> [The request]
Please repeat all of the lines that follow, exactly as written.

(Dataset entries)
○ ○ ○

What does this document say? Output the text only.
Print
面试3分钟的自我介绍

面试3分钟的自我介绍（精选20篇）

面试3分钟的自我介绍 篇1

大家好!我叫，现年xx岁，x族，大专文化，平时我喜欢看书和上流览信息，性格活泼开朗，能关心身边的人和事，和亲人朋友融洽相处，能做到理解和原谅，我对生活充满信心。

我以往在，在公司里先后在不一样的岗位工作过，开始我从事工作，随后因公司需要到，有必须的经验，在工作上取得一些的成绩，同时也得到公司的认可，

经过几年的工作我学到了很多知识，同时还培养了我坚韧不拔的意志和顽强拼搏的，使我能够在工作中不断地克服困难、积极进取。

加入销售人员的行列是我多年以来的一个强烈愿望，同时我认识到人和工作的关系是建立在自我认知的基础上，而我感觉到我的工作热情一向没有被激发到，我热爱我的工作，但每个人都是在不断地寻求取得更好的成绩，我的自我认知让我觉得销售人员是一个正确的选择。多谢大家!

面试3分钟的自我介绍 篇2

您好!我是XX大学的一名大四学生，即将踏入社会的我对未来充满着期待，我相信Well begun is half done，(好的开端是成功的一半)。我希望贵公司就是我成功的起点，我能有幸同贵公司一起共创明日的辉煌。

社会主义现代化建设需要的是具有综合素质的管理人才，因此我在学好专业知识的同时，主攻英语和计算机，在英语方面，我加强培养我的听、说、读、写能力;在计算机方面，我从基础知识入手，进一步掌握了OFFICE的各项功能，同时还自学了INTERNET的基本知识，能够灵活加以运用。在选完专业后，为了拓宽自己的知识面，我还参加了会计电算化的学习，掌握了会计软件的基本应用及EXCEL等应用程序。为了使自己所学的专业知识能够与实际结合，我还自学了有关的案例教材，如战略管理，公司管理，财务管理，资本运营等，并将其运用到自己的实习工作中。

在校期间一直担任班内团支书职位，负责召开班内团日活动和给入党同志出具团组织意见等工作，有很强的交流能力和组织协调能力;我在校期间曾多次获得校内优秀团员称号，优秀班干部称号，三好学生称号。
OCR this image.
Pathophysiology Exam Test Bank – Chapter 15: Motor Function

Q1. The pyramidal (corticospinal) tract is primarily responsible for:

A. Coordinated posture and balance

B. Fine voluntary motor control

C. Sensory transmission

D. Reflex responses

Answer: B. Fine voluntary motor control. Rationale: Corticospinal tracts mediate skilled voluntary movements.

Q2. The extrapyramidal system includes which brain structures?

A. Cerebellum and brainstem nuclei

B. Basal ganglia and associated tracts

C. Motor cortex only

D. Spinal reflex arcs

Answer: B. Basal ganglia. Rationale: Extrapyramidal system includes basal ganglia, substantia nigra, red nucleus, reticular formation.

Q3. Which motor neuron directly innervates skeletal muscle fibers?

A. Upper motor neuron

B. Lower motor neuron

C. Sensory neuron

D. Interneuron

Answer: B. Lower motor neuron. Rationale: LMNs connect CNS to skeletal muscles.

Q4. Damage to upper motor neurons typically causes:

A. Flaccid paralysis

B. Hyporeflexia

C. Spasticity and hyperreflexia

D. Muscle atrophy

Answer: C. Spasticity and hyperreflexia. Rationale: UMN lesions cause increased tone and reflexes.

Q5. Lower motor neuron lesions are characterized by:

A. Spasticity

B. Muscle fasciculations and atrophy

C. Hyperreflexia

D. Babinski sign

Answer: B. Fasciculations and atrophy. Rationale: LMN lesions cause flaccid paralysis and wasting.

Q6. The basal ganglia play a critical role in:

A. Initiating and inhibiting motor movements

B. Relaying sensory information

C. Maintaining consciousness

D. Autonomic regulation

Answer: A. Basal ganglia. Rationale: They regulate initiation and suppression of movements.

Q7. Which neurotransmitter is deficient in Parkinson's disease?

○ ○ ○

> [Written response]
What does this document say? Output the text only.
Print
面试3分钟的自我介绍

面试3分钟的自我介绍（精选20篇）

面试3分钟的自我介绍 篇1

大家好!我叫，现年xx岁，x族，大专文化，平时我喜欢看书和上流览信息，性格活泼开朗，能关心身边的人和事，和亲人朋友融洽相处，能做到理解和原谅，我对生活充满信心。

我以往在，在公司里先后在不一样的岗位工作过，开始我从事工作，随后因公司需要到，有必须的经验，在工作上取得一些的成绩，同时也得到公司的认可，

经过几年的工作我学到了很多知识，同时还培养了我坚韧不拔的意志和顽强拼搏的，使我能够在工作中不断地克服困难、积极进取。

加入销售人员的行列是我多年以来的一个强烈愿望，同时我认识到人和工作的关系是建立在自我认知的基础上，而我感觉到我的工作热情一向没有被激发到，我热爱我的工作，但每个人都是在不断地寻求取得更好的成绩，我的自我认知让我觉得销售人员是一个正确的选择。多谢大家!

面试3分钟的自我介绍 篇2

您好!我是XX大学的一名大四学生，即将踏入社会的我对未来充满着期待，我相信Well begun is half done，(好的开端是成功的一半)。我希望贵公司就是我成功的起点，我能有幸同贵公司一起共创明日的辉煌。

社会主义现代化建设需要的是具有综合素质的管理人才，因此我在学好专业知识的同时，主攻英语和计算机，在英语方面，我加强培养我的听、说、读、写能力;在计算机方面，我从基础知识入手，进一步掌握了OFFICE的各项功能，同时还自学了INTERNET的基本知识，能够灵活加以运用。在选完专业后，为了拓宽自己的知识面，我还参加了会计电算化的学习，掌握了会计软件的基本应用及EXCEL等应用程序。为了使自己所学的专业知识能够与实际结合，我还自学了有关的案例教材，如战略管理，公司管理，财务管理，资本运营等，并将其运用到自己的实习工作中。

在校期间一直担任班内团支书职位，负责召开班内团日活动和给入党同志出具团组织意见等工作，有很强的交流能力和组织协调能力;我在校期间曾多次获得校内优秀团员称号，优秀班干部称号，三好学生称号。
OCR this image.
Pathophysiology Exam Test Bank – Chapter 15: Motor Function

Q1. The pyramidal (corticospinal) tract is primarily responsible for:

A. Coordinated posture and balance

B. Fine voluntary motor control

C. Sensory transmission

D. Reflex responses

Answer: B. Fine voluntary motor control. Rationale: Corticospinal tracts mediate skilled voluntary movements.

Q2. The extrapyramidal system includes which brain structures?

A. Cerebellum and brainstem nuclei

B. Basal ganglia and associated tracts

C. Motor cortex only

D. Spinal reflex arcs

Answer: B. Basal ganglia. Rationale: Extrapyramidal system includes basal ganglia, substantia nigra, red nucleus, reticular formation.

Q3. Which motor neuron directly innervates skeletal muscle fibers?

A. Upper motor neuron

B. Lower motor neuron

C. Sensory neuron

D. Interneuron

Answer: B. Lower motor neuron. Rationale: LMNs connect CNS to skeletal muscles.

Q4. Damage to upper motor neurons typically causes:

A. Flaccid paralysis

B. Hyporeflexia

C. Spasticity and hyperreflexia

D. Muscle atrophy

Answer: C. Spasticity and hyperreflexia. Rationale: UMN lesions cause increased tone and reflexes.

Q5. Lower motor neuron lesions are characterized by:

A. Spasticity

B. Muscle fasciculations and atrophy

C. Hyperreflexia

D. Babinski sign

Answer: B. Fasciculations and atrophy. Rationale: LMN lesions cause flaccid paralysis and wasting.

Q6. The basal ganglia play a critical role in:

A. Initiating and inhibiting motor movements

B. Relaying sensory information

C. Maintaining consciousness

D. Autonomic regulation

Answer: A. Basal ganglia. Rationale: They regulate initiation and suppression of movements.

Q7. Which neurotransmitter is deficient in Parkinson's disease?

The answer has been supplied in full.